[Problem requirements] In the entries below, identify every line with the string "this" and copy it.

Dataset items

-=-=-=-=-

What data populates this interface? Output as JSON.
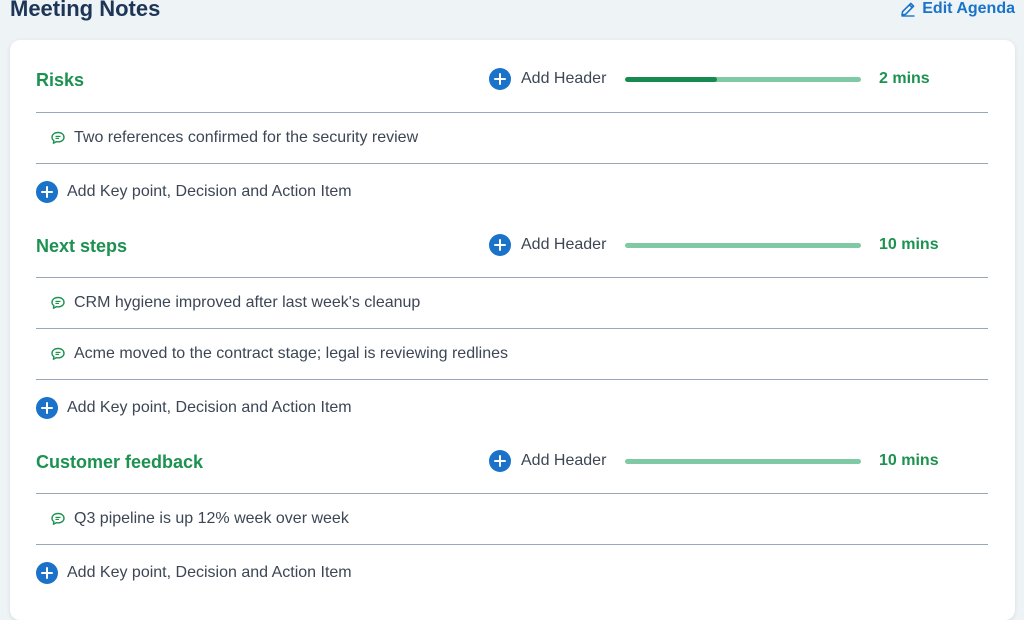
{
  "page": {
    "title": "Meeting Notes",
    "edit_agenda_label": "Edit Agenda"
  },
  "sections": [
    {
      "title": "Risks",
      "add_header_label": "Add Header",
      "duration": "2 mins",
      "progress": 0.39,
      "notes": [
        "Two references confirmed for the security review"
      ],
      "add_item_label": "Add Key point, Decision and Action Item"
    },
    {
      "title": "Next steps",
      "add_header_label": "Add Header",
      "duration": "10 mins",
      "progress": 0,
      "notes": [
        "CRM hygiene improved after last week's cleanup",
        "Acme moved to the contract stage; legal is reviewing redlines"
      ],
      "add_item_label": "Add Key point, Decision and Action Item"
    },
    {
      "title": "Customer feedback",
      "add_header_label": "Add Header",
      "duration": "10 mins",
      "progress": 0,
      "notes": [
        "Q3 pipeline is up 12% week over week"
      ],
      "add_item_label": "Add Key point, Decision and Action Item"
    }
  ],
  "colors": {
    "accent_blue": "#1a73c8",
    "section_green": "#1c9150",
    "progress_track": "#7fc9a4",
    "progress_fill": "#168a50"
  }
}
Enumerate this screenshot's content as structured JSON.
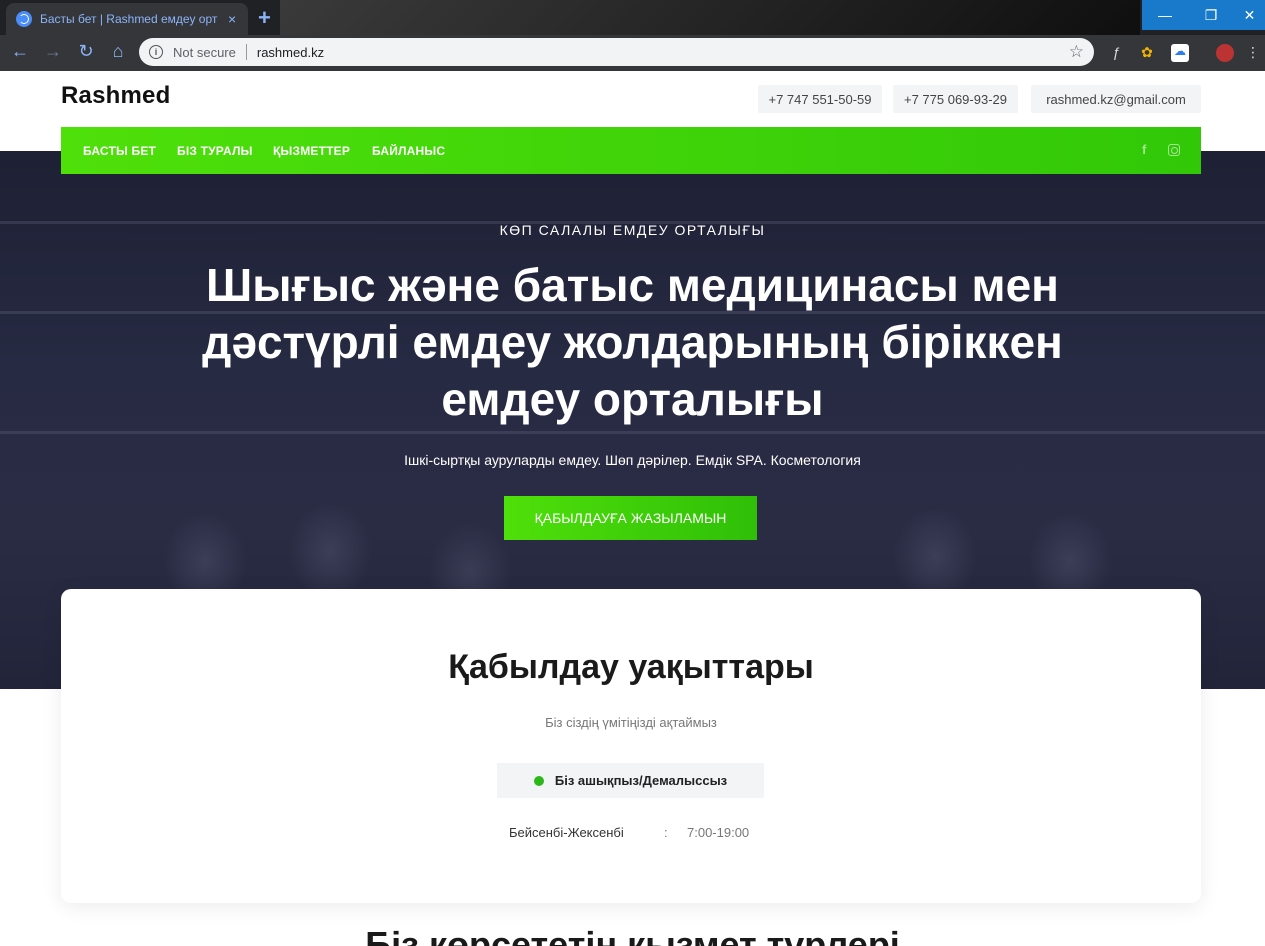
{
  "browser": {
    "tab_title": "Басты бет | Rashmed емдеу орт",
    "tab_close": "×",
    "new_tab": "+",
    "security_label": "Not secure",
    "url": "rashmed.kz",
    "window_min": "—",
    "window_max": "❐",
    "window_close": "✕"
  },
  "header": {
    "logo": "Rashmed",
    "phone1": "+7 747 551-50-59",
    "phone2": "+7 775 069-93-29",
    "email": "rashmed.kz@gmail.com"
  },
  "nav": {
    "items": [
      "БАСТЫ БЕТ",
      "БІЗ ТУРАЛЫ",
      "ҚЫЗМЕТТЕР",
      "БАЙЛАНЫС"
    ],
    "facebook": "f"
  },
  "hero": {
    "eyebrow": "КӨП САЛАЛЫ ЕМДЕУ ОРТАЛЫҒЫ",
    "headline": "Шығыс және батыс медицинасы мен дәстүрлі емдеу жолдарының біріккен емдеу орталығы",
    "subline": "Ішкі-сыртқы ауруларды емдеу. Шөп дәрілер. Емдік SPA. Косметология",
    "cta": "ҚАБЫЛДАУҒА ЖАЗЫЛАМЫН"
  },
  "hours": {
    "title": "Қабылдау уақыттары",
    "subtitle": "Біз сіздің үмітіңізді ақтаймыз",
    "status": "Біз ашықпыз/Демалыссыз",
    "status_color": "#2db81a",
    "day": "Бейсенбі-Жексенбі",
    "separator": ":",
    "time": "7:00-19:00"
  },
  "services": {
    "title": "Біз көрсететін қызмет түрлері"
  },
  "colors": {
    "accent_green": "#3fd60a",
    "hero_bg": "#25283f",
    "browser_dark": "#202124"
  }
}
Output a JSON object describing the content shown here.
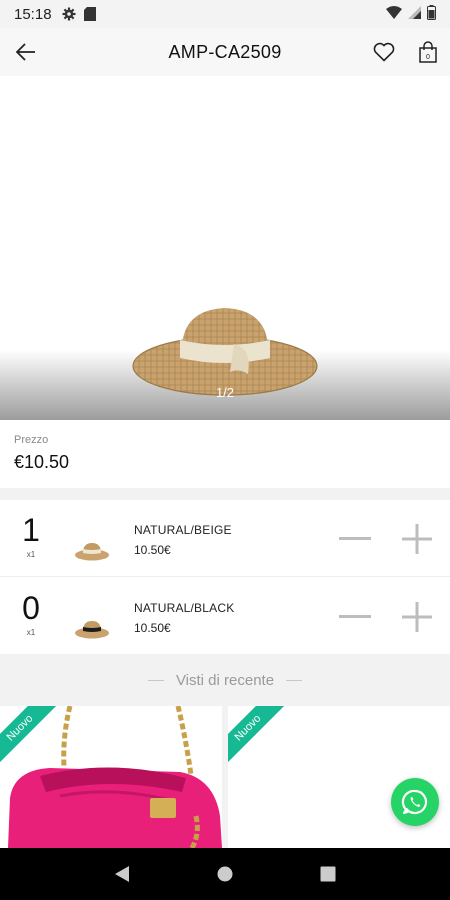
{
  "status_bar": {
    "time": "15:18"
  },
  "app_bar": {
    "title": "AMP-CA2509",
    "cart_count": "0"
  },
  "gallery": {
    "pager": "1/2"
  },
  "price": {
    "label": "Prezzo",
    "value": "€10.50"
  },
  "variants": [
    {
      "qty": "1",
      "unit": "x1",
      "name": "NATURAL/BEIGE",
      "price": "10.50€",
      "band_color": "#efe6d2"
    },
    {
      "qty": "0",
      "unit": "x1",
      "name": "NATURAL/BLACK",
      "price": "10.50€",
      "band_color": "#1c1c1c"
    }
  ],
  "recent": {
    "title": "Visti di recente",
    "cards": [
      {
        "badge": "Nuovo"
      },
      {
        "badge": "Nuovo"
      }
    ]
  },
  "colors": {
    "badge": "#17b994",
    "whatsapp": "#25d366",
    "bag": "#e8207a"
  }
}
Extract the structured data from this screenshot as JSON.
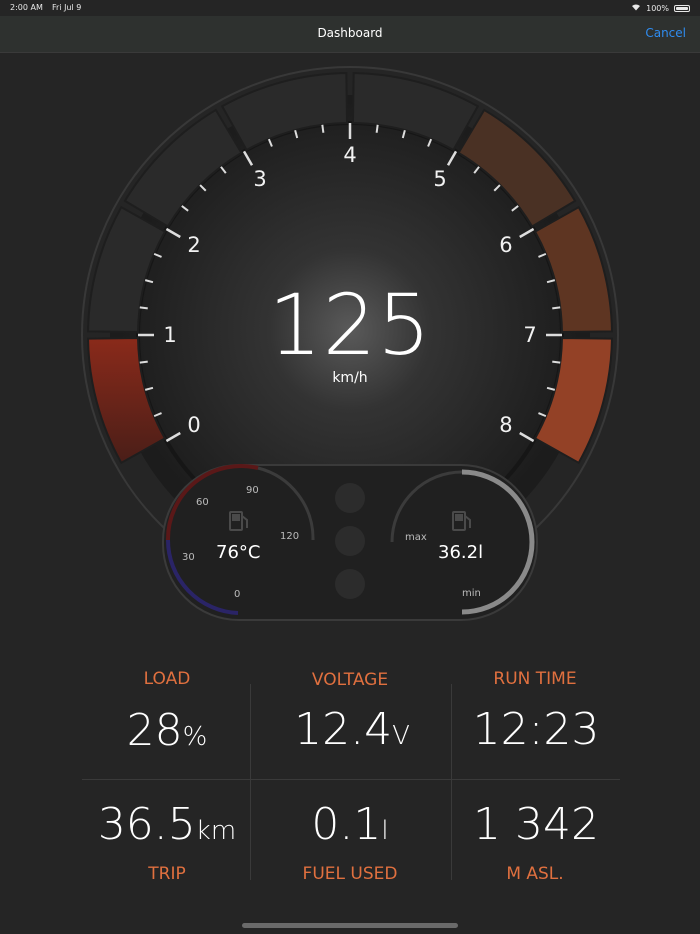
{
  "status_bar": {
    "time": "2:00 AM",
    "date": "Fri Jul 9",
    "battery": "100%"
  },
  "nav": {
    "title": "Dashboard",
    "cancel_label": "Cancel"
  },
  "speedometer": {
    "speed": "125",
    "unit": "km/h",
    "ticks": [
      "0",
      "1",
      "2",
      "3",
      "4",
      "5",
      "6",
      "7",
      "8"
    ]
  },
  "temperature": {
    "value": "76°C",
    "scale": [
      "0",
      "30",
      "60",
      "90",
      "120"
    ]
  },
  "fuel": {
    "value": "36.2l",
    "max_label": "max",
    "min_label": "min"
  },
  "stats": {
    "load": {
      "label": "LOAD",
      "value": "28",
      "unit": "%"
    },
    "voltage": {
      "label": "VOLTAGE",
      "value": "12.4",
      "unit": "V"
    },
    "run_time": {
      "label": "RUN TIME",
      "value": "12:23"
    },
    "trip": {
      "label": "TRIP",
      "value": "36.5",
      "unit": "km"
    },
    "fuel_used": {
      "label": "FUEL USED",
      "value": "0.1",
      "unit": "l"
    },
    "altitude": {
      "label": "M ASL.",
      "value": "1 342"
    }
  },
  "colors": {
    "accent": "#e0703f",
    "link": "#2f8cf0",
    "background": "#252525"
  }
}
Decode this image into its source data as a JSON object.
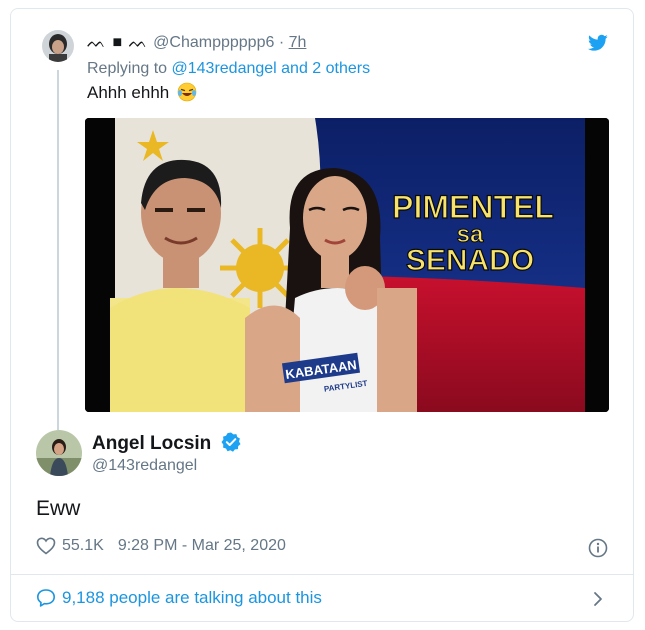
{
  "reply": {
    "display_name_glyph": "ᨓ ■ ᨓ",
    "handle": "@Champppppp6",
    "separator": "·",
    "time": "7h",
    "replying_prefix": "Replying to",
    "replying_to": "@143redangel and 2 others",
    "text": "Ahhh ehhh",
    "media_text": {
      "line1": "PIMENTEL",
      "line2": "sa",
      "line3": "SENADO",
      "shirt_text": "KABATAAN",
      "shirt_sub": "PARTYLIST"
    }
  },
  "tweet": {
    "author_name": "Angel Locsin",
    "author_handle": "@143redangel",
    "text": "Eww",
    "likes": "55.1K",
    "timestamp": "9:28 PM - Mar 25, 2020"
  },
  "footer": {
    "talking": "9,188 people are talking about this"
  },
  "colors": {
    "twitter_blue": "#1da1f2",
    "link_blue": "#1b95e0",
    "secondary_text": "#657786",
    "primary_text": "#14171a"
  }
}
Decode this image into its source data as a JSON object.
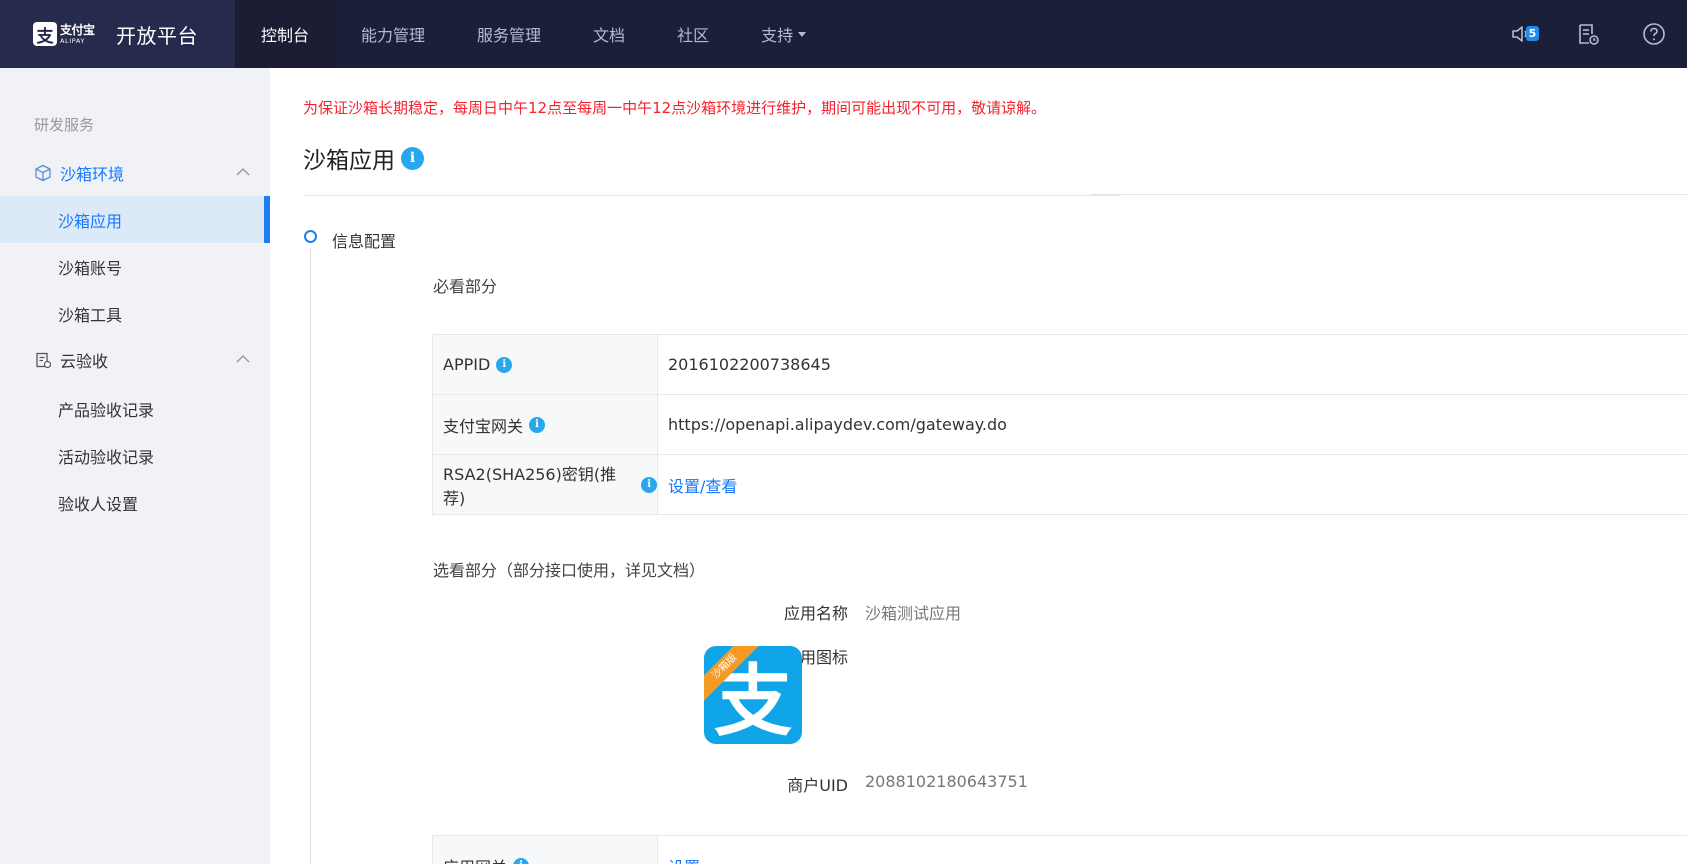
{
  "header": {
    "brand_cn": "支付宝",
    "brand_en": "ALIPAY",
    "platform_title": "开放平台",
    "nav": [
      {
        "label": "控制台"
      },
      {
        "label": "能力管理"
      },
      {
        "label": "服务管理"
      },
      {
        "label": "文档"
      },
      {
        "label": "社区"
      },
      {
        "label": "支持"
      }
    ],
    "notification_count": "5",
    "icons": [
      "speaker-icon",
      "document-icon",
      "help-icon"
    ]
  },
  "sidebar": {
    "section_title": "研发服务",
    "groups": [
      {
        "label": "沙箱环境",
        "icon": "cube-icon",
        "items": [
          "沙箱应用",
          "沙箱账号",
          "沙箱工具"
        ]
      },
      {
        "label": "云验收",
        "icon": "clipboard-icon",
        "items": [
          "产品验收记录",
          "活动验收记录",
          "验收人设置"
        ]
      }
    ],
    "active_item": "沙箱应用"
  },
  "main": {
    "notice": "为保证沙箱长期稳定，每周日中午12点至每周一中午12点沙箱环境进行维护，期间可能出现不可用，敬请谅解。",
    "page_title": "沙箱应用",
    "info_glyph": "i",
    "step_label": "信息配置",
    "required_heading": "必看部分",
    "required_rows": [
      {
        "key": "APPID",
        "value": "2016102200738645"
      },
      {
        "key": "支付宝网关",
        "value": "https://openapi.alipaydev.com/gateway.do"
      },
      {
        "key": "RSA2(SHA256)密钥(推荐)",
        "value": "设置/查看"
      }
    ],
    "optional_heading": "选看部分（部分接口使用，详见文档）",
    "app_name_label": "应用名称",
    "app_name_value": "沙箱测试应用",
    "app_icon_label": "应用图标",
    "app_icon_badge": "沙箱版",
    "app_icon_glyph": "支",
    "merchant_uid_label": "商户UID",
    "merchant_uid_value": "2088102180643751",
    "bottom_row": {
      "key": "应用网关",
      "value": "设置"
    }
  },
  "colors": {
    "topbar": "#1c1f38",
    "accent": "#1677ff",
    "notice": "#f5222d",
    "sidebar_bg": "#f0f2f5",
    "active_bg": "#dce9f7"
  }
}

-=-=-=-=-

[Exercise answer]
What data populates this interface? Output as JSON.
Enumerate this screenshot's content as structured JSON.
Extract the structured data from this screenshot as JSON.
Decode this image into its source data as a JSON object.
    "talking": "9,188 people are talking about this"
Decode this image into its source data as a JSON object.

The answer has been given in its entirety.